[Raw records]
○ ○ ○ ○ ○

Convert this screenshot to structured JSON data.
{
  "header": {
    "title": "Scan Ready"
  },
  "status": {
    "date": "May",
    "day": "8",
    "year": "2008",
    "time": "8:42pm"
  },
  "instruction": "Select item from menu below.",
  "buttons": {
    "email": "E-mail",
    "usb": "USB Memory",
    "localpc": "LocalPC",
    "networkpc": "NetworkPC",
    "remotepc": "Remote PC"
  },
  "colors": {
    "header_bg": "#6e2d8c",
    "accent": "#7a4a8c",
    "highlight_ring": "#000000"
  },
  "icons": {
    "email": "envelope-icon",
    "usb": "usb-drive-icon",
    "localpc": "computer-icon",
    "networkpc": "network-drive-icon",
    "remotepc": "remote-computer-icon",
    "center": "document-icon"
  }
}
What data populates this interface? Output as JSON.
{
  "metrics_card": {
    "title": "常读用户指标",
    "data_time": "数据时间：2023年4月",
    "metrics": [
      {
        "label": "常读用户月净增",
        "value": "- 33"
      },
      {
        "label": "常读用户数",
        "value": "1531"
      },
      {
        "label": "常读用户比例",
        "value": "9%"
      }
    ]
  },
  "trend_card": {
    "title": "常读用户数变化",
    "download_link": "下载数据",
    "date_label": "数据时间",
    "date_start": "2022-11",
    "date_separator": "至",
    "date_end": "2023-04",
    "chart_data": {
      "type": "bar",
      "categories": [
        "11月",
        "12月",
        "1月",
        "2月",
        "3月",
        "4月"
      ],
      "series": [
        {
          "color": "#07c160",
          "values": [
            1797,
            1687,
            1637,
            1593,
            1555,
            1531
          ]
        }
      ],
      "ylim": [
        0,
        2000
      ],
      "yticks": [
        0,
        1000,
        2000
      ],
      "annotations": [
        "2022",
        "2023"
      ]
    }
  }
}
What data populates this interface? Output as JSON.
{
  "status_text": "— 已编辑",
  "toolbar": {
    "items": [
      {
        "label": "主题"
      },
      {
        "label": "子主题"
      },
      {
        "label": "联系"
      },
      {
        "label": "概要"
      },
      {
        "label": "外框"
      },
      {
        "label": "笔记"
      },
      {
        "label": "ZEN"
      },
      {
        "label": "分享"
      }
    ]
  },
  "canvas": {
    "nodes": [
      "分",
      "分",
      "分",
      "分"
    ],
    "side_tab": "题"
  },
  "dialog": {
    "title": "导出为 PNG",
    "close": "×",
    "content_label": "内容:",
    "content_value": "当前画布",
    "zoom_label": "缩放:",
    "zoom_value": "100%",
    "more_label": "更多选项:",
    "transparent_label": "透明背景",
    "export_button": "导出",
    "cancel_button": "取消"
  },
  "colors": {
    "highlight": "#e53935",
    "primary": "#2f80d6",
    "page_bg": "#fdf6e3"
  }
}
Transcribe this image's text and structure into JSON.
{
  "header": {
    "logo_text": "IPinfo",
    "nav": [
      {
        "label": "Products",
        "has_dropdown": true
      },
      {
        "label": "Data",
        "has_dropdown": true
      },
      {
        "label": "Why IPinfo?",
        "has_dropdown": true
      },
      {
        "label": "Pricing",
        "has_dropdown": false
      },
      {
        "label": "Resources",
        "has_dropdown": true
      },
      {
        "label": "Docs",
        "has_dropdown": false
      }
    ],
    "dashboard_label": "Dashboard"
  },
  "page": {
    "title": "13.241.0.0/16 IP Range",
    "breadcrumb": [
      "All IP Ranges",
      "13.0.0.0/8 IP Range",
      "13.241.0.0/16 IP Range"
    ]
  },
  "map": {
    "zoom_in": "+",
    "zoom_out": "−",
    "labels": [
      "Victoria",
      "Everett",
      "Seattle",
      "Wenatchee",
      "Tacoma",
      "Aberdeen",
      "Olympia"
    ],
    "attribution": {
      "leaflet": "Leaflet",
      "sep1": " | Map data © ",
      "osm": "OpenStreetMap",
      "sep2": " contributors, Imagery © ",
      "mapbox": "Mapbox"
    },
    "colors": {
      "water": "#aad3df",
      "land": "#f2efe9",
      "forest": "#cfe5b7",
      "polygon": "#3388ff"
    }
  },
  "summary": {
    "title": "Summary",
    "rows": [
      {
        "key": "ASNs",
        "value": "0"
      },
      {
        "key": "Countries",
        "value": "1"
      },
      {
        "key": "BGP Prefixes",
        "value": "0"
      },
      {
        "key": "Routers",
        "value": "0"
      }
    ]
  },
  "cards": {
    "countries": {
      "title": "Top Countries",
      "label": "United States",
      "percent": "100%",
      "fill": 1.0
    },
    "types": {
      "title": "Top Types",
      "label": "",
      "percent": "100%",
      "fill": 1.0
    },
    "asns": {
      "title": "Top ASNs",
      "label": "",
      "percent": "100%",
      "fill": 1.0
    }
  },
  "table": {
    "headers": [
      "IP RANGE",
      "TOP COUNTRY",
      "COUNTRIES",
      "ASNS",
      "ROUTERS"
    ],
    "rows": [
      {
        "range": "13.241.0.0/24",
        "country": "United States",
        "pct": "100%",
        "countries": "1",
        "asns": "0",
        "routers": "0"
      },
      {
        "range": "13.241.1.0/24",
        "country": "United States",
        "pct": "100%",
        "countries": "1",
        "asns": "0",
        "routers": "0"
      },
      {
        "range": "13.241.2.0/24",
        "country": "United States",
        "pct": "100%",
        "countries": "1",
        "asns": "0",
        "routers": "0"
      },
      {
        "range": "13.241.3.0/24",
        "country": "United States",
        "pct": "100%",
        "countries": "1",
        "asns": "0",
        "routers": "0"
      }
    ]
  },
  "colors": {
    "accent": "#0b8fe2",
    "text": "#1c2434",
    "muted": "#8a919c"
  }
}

○ ○ ○ ○ ○

● **WRITTEN EXERCISE**: Transcribe every entry exactly, omitting nothing.

● **EXERCISE RESPONSE**:
Convert this screenshot to structured JSON data.
{
  "header": {
    "title": "Scan Ready"
  },
  "status": {
    "date": "May",
    "day": "8",
    "year": "2008",
    "time": "8:42pm"
  },
  "instruction": "Select item from menu below.",
  "buttons": {
    "email": "E-mail",
    "usb": "USB Memory",
    "localpc": "LocalPC",
    "networkpc": "NetworkPC",
    "remotepc": "Remote PC"
  },
  "colors": {
    "header_bg": "#6e2d8c",
    "accent": "#7a4a8c",
    "highlight_ring": "#000000"
  },
  "icons": {
    "email": "envelope-icon",
    "usb": "usb-drive-icon",
    "localpc": "computer-icon",
    "networkpc": "network-drive-icon",
    "remotepc": "remote-computer-icon",
    "center": "document-icon"
  }
}
What data populates this interface? Output as JSON.
{
  "metrics_card": {
    "title": "常读用户指标",
    "data_time": "数据时间：2023年4月",
    "metrics": [
      {
        "label": "常读用户月净增",
        "value": "- 33"
      },
      {
        "label": "常读用户数",
        "value": "1531"
      },
      {
        "label": "常读用户比例",
        "value": "9%"
      }
    ]
  },
  "trend_card": {
    "title": "常读用户数变化",
    "download_link": "下载数据",
    "date_label": "数据时间",
    "date_start": "2022-11",
    "date_separator": "至",
    "date_end": "2023-04",
    "chart_data": {
      "type": "bar",
      "categories": [
        "11月",
        "12月",
        "1月",
        "2月",
        "3月",
        "4月"
      ],
      "series": [
        {
          "color": "#07c160",
          "values": [
            1797,
            1687,
            1637,
            1593,
            1555,
            1531
          ]
        }
      ],
      "ylim": [
        0,
        2000
      ],
      "yticks": [
        0,
        1000,
        2000
      ],
      "annotations": [
        "2022",
        "2023"
      ]
    }
  }
}
What data populates this interface? Output as JSON.
{
  "status_text": "— 已编辑",
  "toolbar": {
    "items": [
      {
        "label": "主题"
      },
      {
        "label": "子主题"
      },
      {
        "label": "联系"
      },
      {
        "label": "概要"
      },
      {
        "label": "外框"
      },
      {
        "label": "笔记"
      },
      {
        "label": "ZEN"
      },
      {
        "label": "分享"
      }
    ]
  },
  "canvas": {
    "nodes": [
      "分",
      "分",
      "分",
      "分"
    ],
    "side_tab": "题"
  },
  "dialog": {
    "title": "导出为 PNG",
    "close": "×",
    "content_label": "内容:",
    "content_value": "当前画布",
    "zoom_label": "缩放:",
    "zoom_value": "100%",
    "more_label": "更多选项:",
    "transparent_label": "透明背景",
    "export_button": "导出",
    "cancel_button": "取消"
  },
  "colors": {
    "highlight": "#e53935",
    "primary": "#2f80d6",
    "page_bg": "#fdf6e3"
  }
}
Transcribe this image's text and structure into JSON.
{
  "header": {
    "logo_text": "IPinfo",
    "nav": [
      {
        "label": "Products",
        "has_dropdown": true
      },
      {
        "label": "Data",
        "has_dropdown": true
      },
      {
        "label": "Why IPinfo?",
        "has_dropdown": true
      },
      {
        "label": "Pricing",
        "has_dropdown": false
      },
      {
        "label": "Resources",
        "has_dropdown": true
      },
      {
        "label": "Docs",
        "has_dropdown": false
      }
    ],
    "dashboard_label": "Dashboard"
  },
  "page": {
    "title": "13.241.0.0/16 IP Range",
    "breadcrumb": [
      "All IP Ranges",
      "13.0.0.0/8 IP Range",
      "13.241.0.0/16 IP Range"
    ]
  },
  "map": {
    "zoom_in": "+",
    "zoom_out": "−",
    "labels": [
      "Victoria",
      "Everett",
      "Seattle",
      "Wenatchee",
      "Tacoma",
      "Aberdeen",
      "Olympia"
    ],
    "attribution": {
      "leaflet": "Leaflet",
      "sep1": " | Map data © ",
      "osm": "OpenStreetMap",
      "sep2": " contributors, Imagery © ",
      "mapbox": "Mapbox"
    },
    "colors": {
      "water": "#aad3df",
      "land": "#f2efe9",
      "forest": "#cfe5b7",
      "polygon": "#3388ff"
    }
  },
  "summary": {
    "title": "Summary",
    "rows": [
      {
        "key": "ASNs",
        "value": "0"
      },
      {
        "key": "Countries",
        "value": "1"
      },
      {
        "key": "BGP Prefixes",
        "value": "0"
      },
      {
        "key": "Routers",
        "value": "0"
      }
    ]
  },
  "cards": {
    "countries": {
      "title": "Top Countries",
      "label": "United States",
      "percent": "100%",
      "fill": 1.0
    },
    "types": {
      "title": "Top Types",
      "label": "",
      "percent": "100%",
      "fill": 1.0
    },
    "asns": {
      "title": "Top ASNs",
      "label": "",
      "percent": "100%",
      "fill": 1.0
    }
  },
  "table": {
    "headers": [
      "IP RANGE",
      "TOP COUNTRY",
      "COUNTRIES",
      "ASNS",
      "ROUTERS"
    ],
    "rows": [
      {
        "range": "13.241.0.0/24",
        "country": "United States",
        "pct": "100%",
        "countries": "1",
        "asns": "0",
        "routers": "0"
      },
      {
        "range": "13.241.1.0/24",
        "country": "United States",
        "pct": "100%",
        "countries": "1",
        "asns": "0",
        "routers": "0"
      },
      {
        "range": "13.241.2.0/24",
        "country": "United States",
        "pct": "100%",
        "countries": "1",
        "asns": "0",
        "routers": "0"
      },
      {
        "range": "13.241.3.0/24",
        "country": "United States",
        "pct": "100%",
        "countries": "1",
        "asns": "0",
        "routers": "0"
      }
    ]
  },
  "colors": {
    "accent": "#0b8fe2",
    "text": "#1c2434",
    "muted": "#8a919c"
  }
}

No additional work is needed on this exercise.